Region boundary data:

____________________

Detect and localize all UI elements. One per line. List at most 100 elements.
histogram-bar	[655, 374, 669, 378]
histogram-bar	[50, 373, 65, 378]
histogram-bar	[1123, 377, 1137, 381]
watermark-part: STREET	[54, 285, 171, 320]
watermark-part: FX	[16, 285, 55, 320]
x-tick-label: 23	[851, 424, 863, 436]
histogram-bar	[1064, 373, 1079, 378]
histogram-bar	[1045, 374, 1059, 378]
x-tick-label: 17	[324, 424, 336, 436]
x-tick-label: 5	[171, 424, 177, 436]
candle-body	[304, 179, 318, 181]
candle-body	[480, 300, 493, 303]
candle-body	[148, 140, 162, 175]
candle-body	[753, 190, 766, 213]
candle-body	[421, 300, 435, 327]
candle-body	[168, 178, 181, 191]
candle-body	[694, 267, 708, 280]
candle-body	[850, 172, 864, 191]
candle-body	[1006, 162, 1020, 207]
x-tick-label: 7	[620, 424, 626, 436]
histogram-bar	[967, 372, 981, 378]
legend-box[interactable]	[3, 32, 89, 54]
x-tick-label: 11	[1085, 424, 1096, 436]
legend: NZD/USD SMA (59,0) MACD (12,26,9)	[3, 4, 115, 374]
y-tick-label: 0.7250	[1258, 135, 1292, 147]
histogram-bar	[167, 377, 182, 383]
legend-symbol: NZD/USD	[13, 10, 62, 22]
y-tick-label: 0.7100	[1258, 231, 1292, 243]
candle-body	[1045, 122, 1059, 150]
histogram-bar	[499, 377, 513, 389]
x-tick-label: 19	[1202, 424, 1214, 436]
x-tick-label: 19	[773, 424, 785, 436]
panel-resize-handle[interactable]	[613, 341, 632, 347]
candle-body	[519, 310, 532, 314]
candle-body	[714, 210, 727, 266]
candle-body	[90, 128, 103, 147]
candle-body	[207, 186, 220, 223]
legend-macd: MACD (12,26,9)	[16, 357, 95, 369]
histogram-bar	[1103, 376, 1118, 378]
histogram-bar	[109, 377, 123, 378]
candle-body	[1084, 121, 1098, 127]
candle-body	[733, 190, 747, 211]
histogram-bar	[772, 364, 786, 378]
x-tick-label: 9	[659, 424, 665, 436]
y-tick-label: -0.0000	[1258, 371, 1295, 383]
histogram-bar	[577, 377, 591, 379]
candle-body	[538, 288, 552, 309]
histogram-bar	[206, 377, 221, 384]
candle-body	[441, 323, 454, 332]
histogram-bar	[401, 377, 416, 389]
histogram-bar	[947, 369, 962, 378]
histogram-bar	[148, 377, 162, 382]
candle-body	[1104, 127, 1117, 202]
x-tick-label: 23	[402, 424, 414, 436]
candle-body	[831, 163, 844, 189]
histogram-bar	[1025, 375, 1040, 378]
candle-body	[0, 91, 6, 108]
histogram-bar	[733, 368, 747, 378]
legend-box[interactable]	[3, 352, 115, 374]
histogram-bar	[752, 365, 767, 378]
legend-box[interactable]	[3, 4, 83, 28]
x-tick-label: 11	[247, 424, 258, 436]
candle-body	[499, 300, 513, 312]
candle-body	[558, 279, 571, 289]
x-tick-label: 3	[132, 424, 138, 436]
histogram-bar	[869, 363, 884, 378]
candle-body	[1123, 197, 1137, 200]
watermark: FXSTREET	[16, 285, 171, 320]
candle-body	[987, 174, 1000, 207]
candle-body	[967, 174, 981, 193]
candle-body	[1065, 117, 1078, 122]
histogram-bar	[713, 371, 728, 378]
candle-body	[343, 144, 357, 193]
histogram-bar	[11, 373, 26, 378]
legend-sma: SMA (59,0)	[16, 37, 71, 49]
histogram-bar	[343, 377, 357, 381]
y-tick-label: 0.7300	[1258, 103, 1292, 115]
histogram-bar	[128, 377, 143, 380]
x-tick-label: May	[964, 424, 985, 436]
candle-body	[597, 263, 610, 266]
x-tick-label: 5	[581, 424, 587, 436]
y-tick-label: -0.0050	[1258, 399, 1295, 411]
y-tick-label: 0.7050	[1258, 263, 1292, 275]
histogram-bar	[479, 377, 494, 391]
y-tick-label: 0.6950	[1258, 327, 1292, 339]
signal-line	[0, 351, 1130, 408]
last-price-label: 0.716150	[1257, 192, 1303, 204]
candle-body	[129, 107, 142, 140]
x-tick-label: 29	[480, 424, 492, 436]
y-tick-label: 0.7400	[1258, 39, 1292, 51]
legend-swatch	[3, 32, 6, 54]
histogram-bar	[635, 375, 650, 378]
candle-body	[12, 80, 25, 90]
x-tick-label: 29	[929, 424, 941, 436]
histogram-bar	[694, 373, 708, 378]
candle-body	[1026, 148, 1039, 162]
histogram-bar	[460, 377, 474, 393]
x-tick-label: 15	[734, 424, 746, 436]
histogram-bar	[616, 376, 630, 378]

____________________

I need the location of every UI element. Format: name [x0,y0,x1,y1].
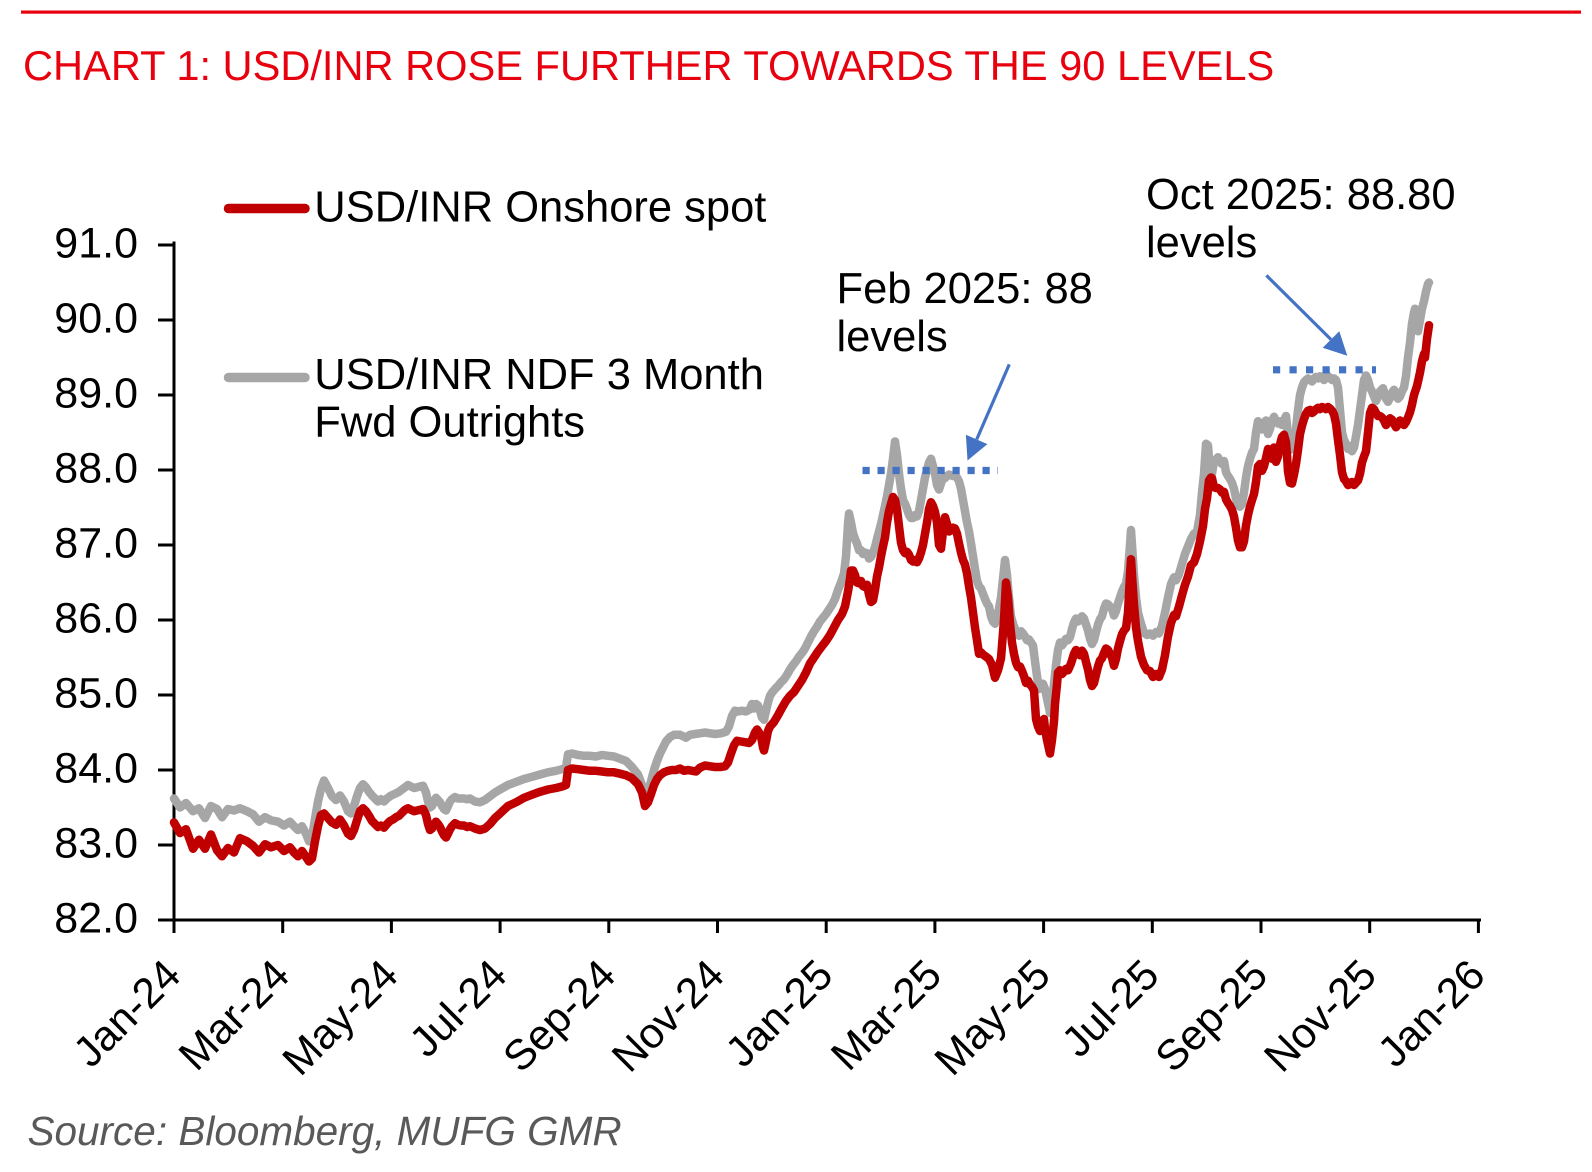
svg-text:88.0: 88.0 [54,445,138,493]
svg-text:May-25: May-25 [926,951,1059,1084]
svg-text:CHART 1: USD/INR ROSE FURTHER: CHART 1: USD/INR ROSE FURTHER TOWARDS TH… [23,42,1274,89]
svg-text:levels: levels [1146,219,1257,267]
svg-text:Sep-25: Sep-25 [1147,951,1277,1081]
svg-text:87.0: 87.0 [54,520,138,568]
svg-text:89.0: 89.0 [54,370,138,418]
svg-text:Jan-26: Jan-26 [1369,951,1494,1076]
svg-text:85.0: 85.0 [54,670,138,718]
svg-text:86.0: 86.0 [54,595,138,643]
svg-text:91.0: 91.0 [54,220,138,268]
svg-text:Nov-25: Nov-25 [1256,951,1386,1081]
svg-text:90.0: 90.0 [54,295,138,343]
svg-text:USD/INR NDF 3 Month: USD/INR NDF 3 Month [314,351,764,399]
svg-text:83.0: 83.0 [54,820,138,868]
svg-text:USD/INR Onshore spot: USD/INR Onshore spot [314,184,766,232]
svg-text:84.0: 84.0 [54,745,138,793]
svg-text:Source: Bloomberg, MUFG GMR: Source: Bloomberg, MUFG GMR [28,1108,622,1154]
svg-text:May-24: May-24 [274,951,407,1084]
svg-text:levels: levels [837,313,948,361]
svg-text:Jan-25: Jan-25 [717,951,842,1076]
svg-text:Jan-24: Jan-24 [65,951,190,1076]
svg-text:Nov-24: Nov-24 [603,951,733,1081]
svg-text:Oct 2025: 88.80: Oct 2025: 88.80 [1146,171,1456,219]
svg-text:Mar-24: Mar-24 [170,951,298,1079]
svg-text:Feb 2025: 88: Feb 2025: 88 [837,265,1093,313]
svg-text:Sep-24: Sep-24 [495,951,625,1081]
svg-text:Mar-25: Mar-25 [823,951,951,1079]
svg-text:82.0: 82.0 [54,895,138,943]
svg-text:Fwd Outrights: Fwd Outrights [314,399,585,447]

____________________

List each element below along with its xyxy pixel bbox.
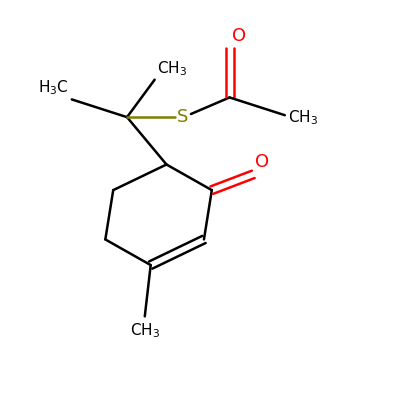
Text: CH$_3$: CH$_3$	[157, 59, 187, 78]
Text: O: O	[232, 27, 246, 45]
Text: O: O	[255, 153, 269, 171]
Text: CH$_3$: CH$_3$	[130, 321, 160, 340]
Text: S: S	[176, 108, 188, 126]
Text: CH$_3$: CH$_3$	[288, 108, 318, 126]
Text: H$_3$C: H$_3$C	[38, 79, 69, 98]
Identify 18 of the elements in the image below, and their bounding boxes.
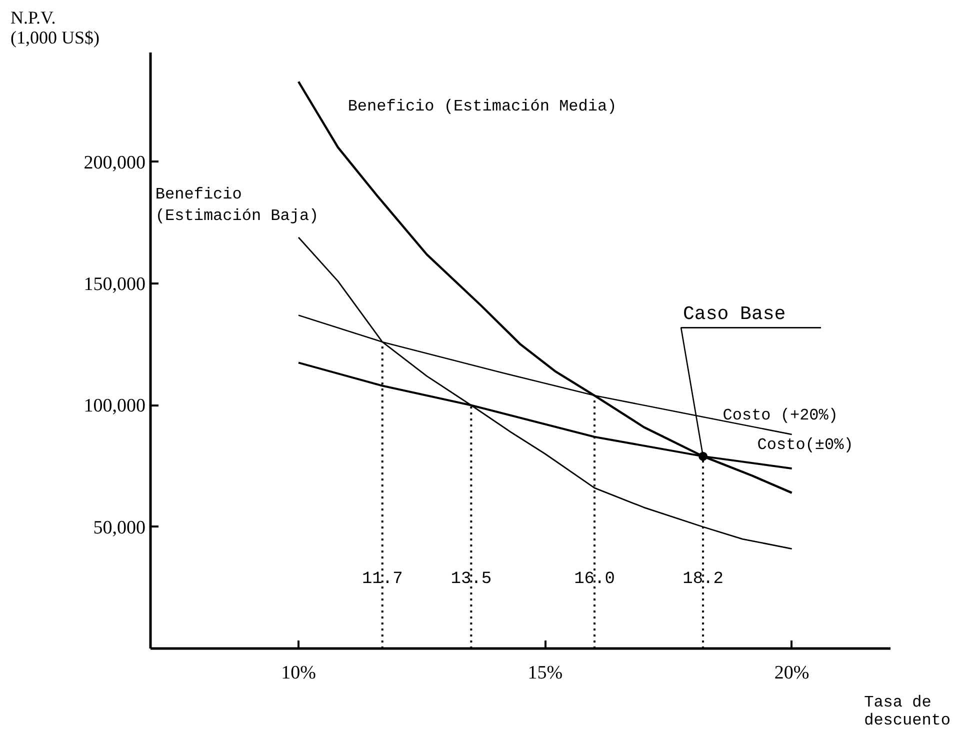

____________________

→ **The exercise**:
Can you lay out the rows as a numbered list, starting at the line containing "Detect and localize" and ending at the line containing "310, 532, 314]", with both of those lines included and any blank lines left out?

→ **Reply to the task**:
1. Detect and localize all UI elements. One per line. List at most 100 elements.
2. histogram-bar	[655, 374, 669, 378]
3. histogram-bar	[50, 373, 65, 378]
4. histogram-bar	[1123, 377, 1137, 381]
5. watermark-part: STREET	[54, 285, 171, 320]
6. watermark-part: FX	[16, 285, 55, 320]
7. x-tick-label: 23	[851, 424, 863, 436]
8. histogram-bar	[1064, 373, 1079, 378]
9. histogram-bar	[1045, 374, 1059, 378]
10. x-tick-label: 17	[324, 424, 336, 436]
11. x-tick-label: 5	[171, 424, 177, 436]
12. candle-body	[304, 179, 318, 181]
13. candle-body	[480, 300, 493, 303]
14. candle-body	[148, 140, 162, 175]
15. candle-body	[753, 190, 766, 213]
16. candle-body	[421, 300, 435, 327]
17. candle-body	[168, 178, 181, 191]
18. candle-body	[694, 267, 708, 280]
19. candle-body	[850, 172, 864, 191]
20. candle-body	[1006, 162, 1020, 207]
21. x-tick-label: 7	[620, 424, 626, 436]
22. histogram-bar	[967, 372, 981, 378]
23. legend-box[interactable]	[3, 32, 89, 54]
24. x-tick-label: 11	[1085, 424, 1096, 436]
25. legend: NZD/USD SMA (59,0) MACD (12,26,9)	[3, 4, 115, 374]
26. y-tick-label: 0.7250	[1258, 135, 1292, 147]
27. histogram-bar	[167, 377, 182, 383]
28. legend-symbol: NZD/USD	[13, 10, 62, 22]
29. y-tick-label: 0.7100	[1258, 231, 1292, 243]
30. candle-body	[1045, 122, 1059, 150]
31. histogram-bar	[499, 377, 513, 389]
32. x-tick-label: 19	[1202, 424, 1214, 436]
33. x-tick-label: 19	[773, 424, 785, 436]
34. panel-resize-handle[interactable]	[613, 341, 632, 347]
35. candle-body	[519, 310, 532, 314]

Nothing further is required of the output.